▶ [Written exercise] From the records, pick out and copy each line containing "安葬地点".

==== Records for this exercise ====

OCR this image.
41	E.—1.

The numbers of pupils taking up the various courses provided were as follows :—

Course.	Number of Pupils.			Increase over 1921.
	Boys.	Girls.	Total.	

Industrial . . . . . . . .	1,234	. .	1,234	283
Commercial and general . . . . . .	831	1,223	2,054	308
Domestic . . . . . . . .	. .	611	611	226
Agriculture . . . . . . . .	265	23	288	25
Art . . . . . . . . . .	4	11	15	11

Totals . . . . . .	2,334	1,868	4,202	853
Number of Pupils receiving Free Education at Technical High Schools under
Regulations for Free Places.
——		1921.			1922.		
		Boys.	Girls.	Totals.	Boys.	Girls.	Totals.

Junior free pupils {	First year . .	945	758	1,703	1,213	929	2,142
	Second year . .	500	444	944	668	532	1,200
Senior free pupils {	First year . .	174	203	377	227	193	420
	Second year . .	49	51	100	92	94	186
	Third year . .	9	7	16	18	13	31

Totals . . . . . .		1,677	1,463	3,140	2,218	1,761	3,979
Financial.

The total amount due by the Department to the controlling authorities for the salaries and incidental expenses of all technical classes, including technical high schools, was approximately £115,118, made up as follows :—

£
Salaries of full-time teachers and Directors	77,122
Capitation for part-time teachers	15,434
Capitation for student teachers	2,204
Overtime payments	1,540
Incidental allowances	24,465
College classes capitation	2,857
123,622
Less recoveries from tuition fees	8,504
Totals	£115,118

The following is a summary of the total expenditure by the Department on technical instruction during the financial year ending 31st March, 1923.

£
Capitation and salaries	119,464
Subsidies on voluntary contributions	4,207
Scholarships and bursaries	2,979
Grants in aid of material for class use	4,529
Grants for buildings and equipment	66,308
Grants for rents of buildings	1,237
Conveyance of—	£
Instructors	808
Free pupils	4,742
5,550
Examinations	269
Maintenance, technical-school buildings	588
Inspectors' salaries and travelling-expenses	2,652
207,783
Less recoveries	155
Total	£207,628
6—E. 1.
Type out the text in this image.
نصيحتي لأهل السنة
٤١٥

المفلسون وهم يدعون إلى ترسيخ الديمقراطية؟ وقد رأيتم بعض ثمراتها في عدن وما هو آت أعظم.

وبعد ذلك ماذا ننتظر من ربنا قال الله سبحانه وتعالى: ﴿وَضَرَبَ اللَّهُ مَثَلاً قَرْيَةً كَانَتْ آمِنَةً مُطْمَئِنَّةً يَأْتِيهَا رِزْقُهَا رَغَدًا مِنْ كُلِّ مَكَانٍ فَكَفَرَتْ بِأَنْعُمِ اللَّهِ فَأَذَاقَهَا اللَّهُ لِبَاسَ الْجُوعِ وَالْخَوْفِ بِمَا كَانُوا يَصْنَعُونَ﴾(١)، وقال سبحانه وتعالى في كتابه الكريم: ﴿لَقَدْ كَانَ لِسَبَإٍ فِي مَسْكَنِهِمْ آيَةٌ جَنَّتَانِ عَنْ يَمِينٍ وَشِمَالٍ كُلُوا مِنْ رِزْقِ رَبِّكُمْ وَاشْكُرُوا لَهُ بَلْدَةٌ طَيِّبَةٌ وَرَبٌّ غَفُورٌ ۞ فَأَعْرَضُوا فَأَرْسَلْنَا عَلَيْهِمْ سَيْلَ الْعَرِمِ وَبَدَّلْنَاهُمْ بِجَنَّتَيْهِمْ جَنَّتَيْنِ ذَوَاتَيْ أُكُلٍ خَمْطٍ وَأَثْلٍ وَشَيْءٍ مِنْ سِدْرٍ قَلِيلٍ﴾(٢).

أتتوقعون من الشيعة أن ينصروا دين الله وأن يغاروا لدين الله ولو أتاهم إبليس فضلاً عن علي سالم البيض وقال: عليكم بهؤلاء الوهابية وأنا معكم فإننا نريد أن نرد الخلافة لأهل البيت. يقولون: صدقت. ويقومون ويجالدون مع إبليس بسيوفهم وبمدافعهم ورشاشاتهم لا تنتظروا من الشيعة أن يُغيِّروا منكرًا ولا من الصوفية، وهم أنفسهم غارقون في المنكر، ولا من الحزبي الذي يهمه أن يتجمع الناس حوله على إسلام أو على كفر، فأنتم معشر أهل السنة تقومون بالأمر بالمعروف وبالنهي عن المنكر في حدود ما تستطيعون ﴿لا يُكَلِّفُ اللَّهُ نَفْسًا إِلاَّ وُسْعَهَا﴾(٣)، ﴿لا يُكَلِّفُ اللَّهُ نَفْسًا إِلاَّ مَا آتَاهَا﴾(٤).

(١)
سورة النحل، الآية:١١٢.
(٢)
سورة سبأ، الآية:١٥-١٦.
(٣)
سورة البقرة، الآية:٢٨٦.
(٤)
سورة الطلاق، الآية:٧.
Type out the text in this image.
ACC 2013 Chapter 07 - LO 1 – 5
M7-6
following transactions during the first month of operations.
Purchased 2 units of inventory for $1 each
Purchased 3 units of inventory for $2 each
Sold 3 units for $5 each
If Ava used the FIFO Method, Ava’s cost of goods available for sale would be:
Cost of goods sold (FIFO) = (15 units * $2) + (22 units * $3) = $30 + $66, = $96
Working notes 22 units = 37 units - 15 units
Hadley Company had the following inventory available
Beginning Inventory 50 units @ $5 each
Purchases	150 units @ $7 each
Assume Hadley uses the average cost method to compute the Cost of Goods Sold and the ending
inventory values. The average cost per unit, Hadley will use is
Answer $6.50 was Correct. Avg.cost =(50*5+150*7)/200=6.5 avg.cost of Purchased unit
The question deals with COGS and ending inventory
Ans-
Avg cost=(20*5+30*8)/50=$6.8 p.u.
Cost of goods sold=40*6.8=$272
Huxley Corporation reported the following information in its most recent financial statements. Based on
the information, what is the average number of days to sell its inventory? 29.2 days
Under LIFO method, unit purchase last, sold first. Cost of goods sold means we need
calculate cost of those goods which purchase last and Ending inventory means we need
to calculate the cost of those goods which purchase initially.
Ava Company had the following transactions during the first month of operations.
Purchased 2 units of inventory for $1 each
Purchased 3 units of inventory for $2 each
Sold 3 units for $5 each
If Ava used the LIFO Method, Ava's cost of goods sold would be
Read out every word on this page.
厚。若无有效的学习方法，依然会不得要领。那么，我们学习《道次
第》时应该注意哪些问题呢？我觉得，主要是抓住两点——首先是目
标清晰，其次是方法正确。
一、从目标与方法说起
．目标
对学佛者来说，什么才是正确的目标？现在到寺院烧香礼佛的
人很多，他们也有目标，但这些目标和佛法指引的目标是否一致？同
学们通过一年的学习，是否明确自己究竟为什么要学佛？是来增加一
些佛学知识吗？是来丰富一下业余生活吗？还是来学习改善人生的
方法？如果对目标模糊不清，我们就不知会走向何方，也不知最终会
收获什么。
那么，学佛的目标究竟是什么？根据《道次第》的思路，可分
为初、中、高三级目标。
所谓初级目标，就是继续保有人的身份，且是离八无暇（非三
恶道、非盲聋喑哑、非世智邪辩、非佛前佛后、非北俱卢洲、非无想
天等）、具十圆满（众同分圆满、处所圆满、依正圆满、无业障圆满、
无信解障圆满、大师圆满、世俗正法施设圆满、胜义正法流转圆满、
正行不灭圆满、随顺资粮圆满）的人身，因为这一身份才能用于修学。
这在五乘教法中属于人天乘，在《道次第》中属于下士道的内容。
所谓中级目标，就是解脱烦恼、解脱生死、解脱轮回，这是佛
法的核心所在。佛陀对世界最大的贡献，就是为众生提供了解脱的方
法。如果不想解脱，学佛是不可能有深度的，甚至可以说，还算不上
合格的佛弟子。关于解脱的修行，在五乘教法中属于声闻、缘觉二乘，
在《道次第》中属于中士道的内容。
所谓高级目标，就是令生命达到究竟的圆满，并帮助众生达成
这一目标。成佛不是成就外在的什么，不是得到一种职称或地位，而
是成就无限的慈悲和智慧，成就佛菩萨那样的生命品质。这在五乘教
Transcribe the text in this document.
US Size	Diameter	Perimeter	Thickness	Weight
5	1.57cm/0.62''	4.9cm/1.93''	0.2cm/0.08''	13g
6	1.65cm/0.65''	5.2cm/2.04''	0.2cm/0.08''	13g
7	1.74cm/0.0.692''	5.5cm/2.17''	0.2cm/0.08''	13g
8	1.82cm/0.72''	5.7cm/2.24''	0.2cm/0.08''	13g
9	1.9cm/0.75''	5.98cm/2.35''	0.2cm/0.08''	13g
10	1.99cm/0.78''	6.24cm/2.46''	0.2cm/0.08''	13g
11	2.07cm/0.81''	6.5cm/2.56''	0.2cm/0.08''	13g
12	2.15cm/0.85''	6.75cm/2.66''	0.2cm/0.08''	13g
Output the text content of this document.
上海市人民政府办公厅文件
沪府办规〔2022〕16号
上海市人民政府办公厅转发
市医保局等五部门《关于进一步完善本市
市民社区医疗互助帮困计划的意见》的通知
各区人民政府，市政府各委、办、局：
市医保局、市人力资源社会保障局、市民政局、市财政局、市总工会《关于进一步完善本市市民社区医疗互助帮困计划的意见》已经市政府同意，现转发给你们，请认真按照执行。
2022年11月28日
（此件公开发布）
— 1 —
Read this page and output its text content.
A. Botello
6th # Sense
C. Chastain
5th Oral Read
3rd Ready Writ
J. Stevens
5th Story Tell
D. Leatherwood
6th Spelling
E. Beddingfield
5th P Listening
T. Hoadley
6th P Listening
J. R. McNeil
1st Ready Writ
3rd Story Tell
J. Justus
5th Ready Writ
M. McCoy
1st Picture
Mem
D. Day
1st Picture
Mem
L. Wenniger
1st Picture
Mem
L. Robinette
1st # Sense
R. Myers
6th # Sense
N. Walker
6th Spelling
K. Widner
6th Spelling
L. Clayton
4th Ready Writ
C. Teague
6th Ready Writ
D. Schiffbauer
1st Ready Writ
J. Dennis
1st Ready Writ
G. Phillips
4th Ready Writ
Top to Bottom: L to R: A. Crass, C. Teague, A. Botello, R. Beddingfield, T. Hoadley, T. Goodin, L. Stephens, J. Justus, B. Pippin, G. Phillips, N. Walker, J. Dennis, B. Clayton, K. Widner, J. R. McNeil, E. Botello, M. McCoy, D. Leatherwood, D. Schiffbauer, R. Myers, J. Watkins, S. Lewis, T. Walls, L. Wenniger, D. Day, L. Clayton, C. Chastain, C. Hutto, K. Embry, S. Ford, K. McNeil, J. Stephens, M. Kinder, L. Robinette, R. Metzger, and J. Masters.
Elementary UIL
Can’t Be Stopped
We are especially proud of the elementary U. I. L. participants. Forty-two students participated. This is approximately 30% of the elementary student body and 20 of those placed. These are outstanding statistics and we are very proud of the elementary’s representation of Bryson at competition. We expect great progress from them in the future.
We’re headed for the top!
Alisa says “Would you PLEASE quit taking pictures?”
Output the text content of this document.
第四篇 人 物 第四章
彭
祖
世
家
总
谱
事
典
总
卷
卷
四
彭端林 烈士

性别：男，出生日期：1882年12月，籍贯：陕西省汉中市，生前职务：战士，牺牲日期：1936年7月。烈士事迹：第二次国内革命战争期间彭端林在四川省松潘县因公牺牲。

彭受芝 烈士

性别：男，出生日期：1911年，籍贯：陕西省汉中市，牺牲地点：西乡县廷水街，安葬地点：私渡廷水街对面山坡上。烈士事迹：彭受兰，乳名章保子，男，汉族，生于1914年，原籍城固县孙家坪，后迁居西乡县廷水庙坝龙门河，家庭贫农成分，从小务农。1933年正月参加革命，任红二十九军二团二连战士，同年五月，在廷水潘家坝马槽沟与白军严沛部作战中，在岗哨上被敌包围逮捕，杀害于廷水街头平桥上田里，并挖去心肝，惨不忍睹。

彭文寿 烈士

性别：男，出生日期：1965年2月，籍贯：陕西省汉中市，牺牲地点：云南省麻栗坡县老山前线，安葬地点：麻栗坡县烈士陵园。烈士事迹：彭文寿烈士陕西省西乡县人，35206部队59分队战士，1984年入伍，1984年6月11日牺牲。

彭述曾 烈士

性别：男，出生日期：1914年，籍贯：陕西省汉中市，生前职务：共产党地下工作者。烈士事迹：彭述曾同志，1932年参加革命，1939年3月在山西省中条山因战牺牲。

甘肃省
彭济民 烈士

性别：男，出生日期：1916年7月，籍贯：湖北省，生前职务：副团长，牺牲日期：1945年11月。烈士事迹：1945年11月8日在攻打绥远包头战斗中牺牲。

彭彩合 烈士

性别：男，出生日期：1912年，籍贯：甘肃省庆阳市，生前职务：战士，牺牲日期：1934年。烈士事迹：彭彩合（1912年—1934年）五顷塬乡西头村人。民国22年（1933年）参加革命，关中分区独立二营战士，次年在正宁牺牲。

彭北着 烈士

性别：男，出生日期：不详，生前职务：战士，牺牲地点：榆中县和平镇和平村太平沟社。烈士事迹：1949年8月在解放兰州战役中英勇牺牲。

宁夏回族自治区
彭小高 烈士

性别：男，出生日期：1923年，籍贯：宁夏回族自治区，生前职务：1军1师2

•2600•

====

▶ [The output]
性别：男，出生日期：1911年，籍贯：陕西省汉中市，牺牲地点：西乡县廷水街，安葬地点：私渡廷水街对面山坡上。烈士事迹：彭受兰，乳名章保子，男，汉族，生于1914年，原籍城固县孙家坪，后迁居西乡县廷水庙坝龙门河，家庭贫农成分，从小务农。1933年正月参加革命，任红二十九军二团二连战士，同年五月，在廷水潘家坝马槽沟与白军严沛部作战中，在岗哨上被敌包围逮捕，杀害于廷水街头平桥上田里，并挖去心肝，惨不忍睹。
性别：男，出生日期：1965年2月，籍贯：陕西省汉中市，牺牲地点：云南省麻栗坡县老山前线，安葬地点：麻栗坡县烈士陵园。烈士事迹：彭文寿烈士陕西省西乡县人，35206部队59分队战士，1984年入伍，1984年6月11日牺牲。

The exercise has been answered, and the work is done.